### [What is required]
Provide an exact reproduction of every entry.

[Dataset items]
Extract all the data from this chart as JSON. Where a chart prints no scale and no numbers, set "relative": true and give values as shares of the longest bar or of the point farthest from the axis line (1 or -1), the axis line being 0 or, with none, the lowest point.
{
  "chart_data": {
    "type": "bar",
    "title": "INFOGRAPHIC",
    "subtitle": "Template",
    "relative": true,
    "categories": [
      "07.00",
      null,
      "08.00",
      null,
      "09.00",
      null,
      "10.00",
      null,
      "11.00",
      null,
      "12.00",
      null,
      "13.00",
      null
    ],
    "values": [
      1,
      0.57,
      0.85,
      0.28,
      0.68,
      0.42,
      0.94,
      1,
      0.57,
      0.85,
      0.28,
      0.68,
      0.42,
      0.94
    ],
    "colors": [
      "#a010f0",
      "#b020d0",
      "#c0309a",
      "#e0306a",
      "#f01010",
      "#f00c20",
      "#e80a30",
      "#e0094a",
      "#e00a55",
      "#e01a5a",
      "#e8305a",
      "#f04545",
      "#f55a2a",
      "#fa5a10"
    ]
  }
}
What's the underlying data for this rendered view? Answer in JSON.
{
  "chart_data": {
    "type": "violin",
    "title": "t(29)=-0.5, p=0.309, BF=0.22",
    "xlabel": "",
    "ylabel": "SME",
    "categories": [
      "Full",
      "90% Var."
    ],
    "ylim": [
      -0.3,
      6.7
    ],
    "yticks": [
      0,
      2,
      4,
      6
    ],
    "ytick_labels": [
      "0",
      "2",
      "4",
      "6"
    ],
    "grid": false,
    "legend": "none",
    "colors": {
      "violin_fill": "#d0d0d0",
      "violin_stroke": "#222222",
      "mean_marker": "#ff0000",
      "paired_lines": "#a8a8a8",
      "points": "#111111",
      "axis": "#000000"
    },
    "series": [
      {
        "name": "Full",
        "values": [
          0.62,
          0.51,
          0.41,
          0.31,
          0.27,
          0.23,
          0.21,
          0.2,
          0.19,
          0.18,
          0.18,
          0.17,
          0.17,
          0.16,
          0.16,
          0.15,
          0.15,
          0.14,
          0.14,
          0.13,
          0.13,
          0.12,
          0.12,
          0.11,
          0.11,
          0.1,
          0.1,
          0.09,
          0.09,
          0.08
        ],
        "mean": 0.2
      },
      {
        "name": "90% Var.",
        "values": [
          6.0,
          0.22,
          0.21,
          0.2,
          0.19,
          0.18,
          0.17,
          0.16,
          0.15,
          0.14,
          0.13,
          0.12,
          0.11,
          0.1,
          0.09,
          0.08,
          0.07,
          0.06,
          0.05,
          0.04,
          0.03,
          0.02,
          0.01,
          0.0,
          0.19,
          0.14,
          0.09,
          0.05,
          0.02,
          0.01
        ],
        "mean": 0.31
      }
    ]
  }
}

### [Solution for this task]
Extract all the data from this chart as JSON. Where a chart prints no scale and no numbers, set "relative": true and give values as shares of the longest bar or of the point farthest from the axis line (1 or -1), the axis line being 0 or, with none, the lowest point.
{
  "chart_data": {
    "type": "bar",
    "title": "INFOGRAPHIC",
    "subtitle": "Template",
    "relative": true,
    "categories": [
      "07.00",
      null,
      "08.00",
      null,
      "09.00",
      null,
      "10.00",
      null,
      "11.00",
      null,
      "12.00",
      null,
      "13.00",
      null
    ],
    "values": [
      1,
      0.57,
      0.85,
      0.28,
      0.68,
      0.42,
      0.94,
      1,
      0.57,
      0.85,
      0.28,
      0.68,
      0.42,
      0.94
    ],
    "colors": [
      "#a010f0",
      "#b020d0",
      "#c0309a",
      "#e0306a",
      "#f01010",
      "#f00c20",
      "#e80a30",
      "#e0094a",
      "#e00a55",
      "#e01a5a",
      "#e8305a",
      "#f04545",
      "#f55a2a",
      "#fa5a10"
    ]
  }
}
What's the underlying data for this rendered view? Answer in JSON.
{
  "chart_data": {
    "type": "violin",
    "title": "t(29)=-0.5, p=0.309, BF=0.22",
    "xlabel": "",
    "ylabel": "SME",
    "categories": [
      "Full",
      "90% Var."
    ],
    "ylim": [
      -0.3,
      6.7
    ],
    "yticks": [
      0,
      2,
      4,
      6
    ],
    "ytick_labels": [
      "0",
      "2",
      "4",
      "6"
    ],
    "grid": false,
    "legend": "none",
    "colors": {
      "violin_fill": "#d0d0d0",
      "violin_stroke": "#222222",
      "mean_marker": "#ff0000",
      "paired_lines": "#a8a8a8",
      "points": "#111111",
      "axis": "#000000"
    },
    "series": [
      {
        "name": "Full",
        "values": [
          0.62,
          0.51,
          0.41,
          0.31,
          0.27,
          0.23,
          0.21,
          0.2,
          0.19,
          0.18,
          0.18,
          0.17,
          0.17,
          0.16,
          0.16,
          0.15,
          0.15,
          0.14,
          0.14,
          0.13,
          0.13,
          0.12,
          0.12,
          0.11,
          0.11,
          0.1,
          0.1,
          0.09,
          0.09,
          0.08
        ],
        "mean": 0.2
      },
      {
        "name": "90% Var.",
        "values": [
          6.0,
          0.22,
          0.21,
          0.2,
          0.19,
          0.18,
          0.17,
          0.16,
          0.15,
          0.14,
          0.13,
          0.12,
          0.11,
          0.1,
          0.09,
          0.08,
          0.07,
          0.06,
          0.05,
          0.04,
          0.03,
          0.02,
          0.01,
          0.0,
          0.19,
          0.14,
          0.09,
          0.05,
          0.02,
          0.01
        ],
        "mean": 0.31
      }
    ]
  }
}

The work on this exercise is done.